> _Task objective_
Leaving the pictures aside, transcribe every line below exactly.

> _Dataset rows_

· · · ·

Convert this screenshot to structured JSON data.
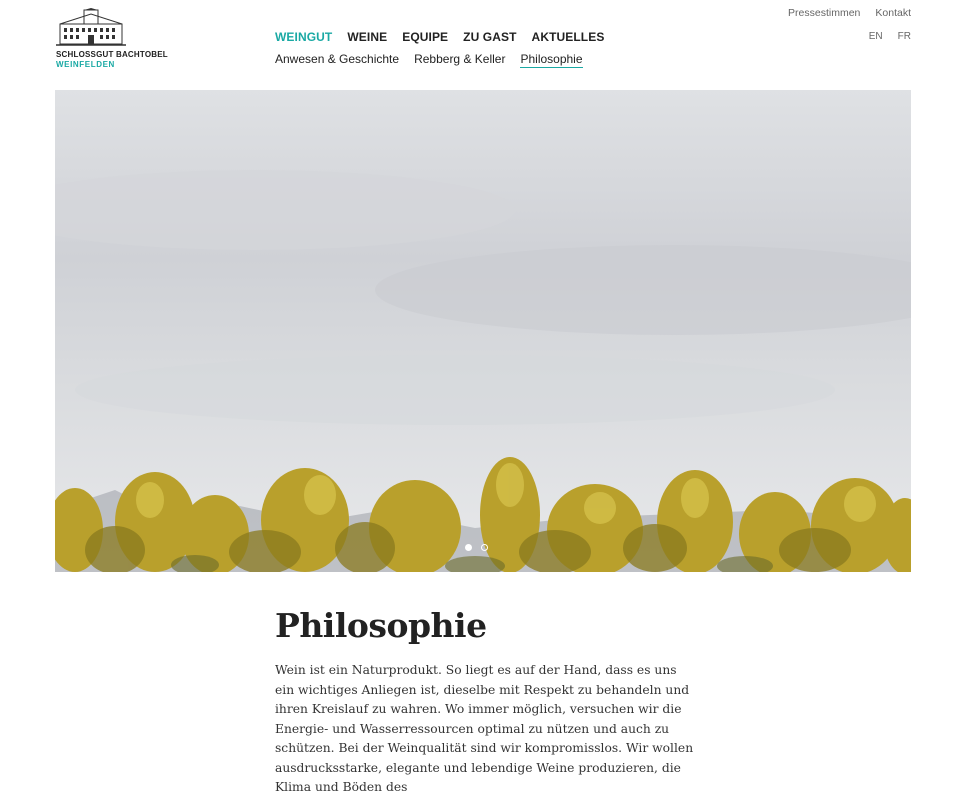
{
  "brand": {
    "line1": "SCHLOSSGUT BACHTOBEL",
    "line2": "WEINFELDEN",
    "logo_icon": "castle-icon"
  },
  "nav": {
    "main": [
      "WEINGUT",
      "WEINE",
      "EQUIPE",
      "ZU GAST",
      "AKTUELLES"
    ],
    "active_main": "WEINGUT",
    "sub": [
      "Anwesen & Geschichte",
      "Rebberg & Keller",
      "Philosophie"
    ],
    "active_sub": "Philosophie"
  },
  "utility": [
    "Pressestimmen",
    "Kontakt"
  ],
  "languages": [
    "EN",
    "FR"
  ],
  "hero": {
    "slide_count": 2,
    "active_slide": 1
  },
  "page": {
    "title": "Philosophie",
    "body": "Wein ist ein Naturprodukt. So liegt es auf der Hand, dass es uns ein wichtiges Anliegen ist, dieselbe mit Respekt zu behandeln und ihren Kreislauf zu wahren. Wo immer möglich, versuchen wir die Energie- und Wasserressourcen optimal zu nützen und auch zu schützen. Bei der Weinqualität sind wir kompromisslos. Wir wollen ausdrucksstarke, elegante und lebendige Weine produzieren, die Klima und Böden des"
  },
  "colors": {
    "accent": "#1aa9a4",
    "text": "#222222",
    "foliage": "#b9a02c"
  }
}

· · · ·

> _Answer to this exercise_
Convert this screenshot to structured JSON data.
{
  "brand": {
    "line1": "SCHLOSSGUT BACHTOBEL",
    "line2": "WEINFELDEN",
    "logo_icon": "castle-icon"
  },
  "nav": {
    "main": [
      "WEINGUT",
      "WEINE",
      "EQUIPE",
      "ZU GAST",
      "AKTUELLES"
    ],
    "active_main": "WEINGUT",
    "sub": [
      "Anwesen & Geschichte",
      "Rebberg & Keller",
      "Philosophie"
    ],
    "active_sub": "Philosophie"
  },
  "utility": [
    "Pressestimmen",
    "Kontakt"
  ],
  "languages": [
    "EN",
    "FR"
  ],
  "hero": {
    "slide_count": 2,
    "active_slide": 1
  },
  "page": {
    "title": "Philosophie",
    "body": "Wein ist ein Naturprodukt. So liegt es auf der Hand, dass es uns ein wichtiges Anliegen ist, dieselbe mit Respekt zu behandeln und ihren Kreislauf zu wahren. Wo immer möglich, versuchen wir die Energie- und Wasserressourcen optimal zu nützen und auch zu schützen. Bei der Weinqualität sind wir kompromisslos. Wir wollen ausdrucksstarke, elegante und lebendige Weine produzieren, die Klima und Böden des"
  },
  "colors": {
    "accent": "#1aa9a4",
    "text": "#222222",
    "foliage": "#b9a02c"
  }
}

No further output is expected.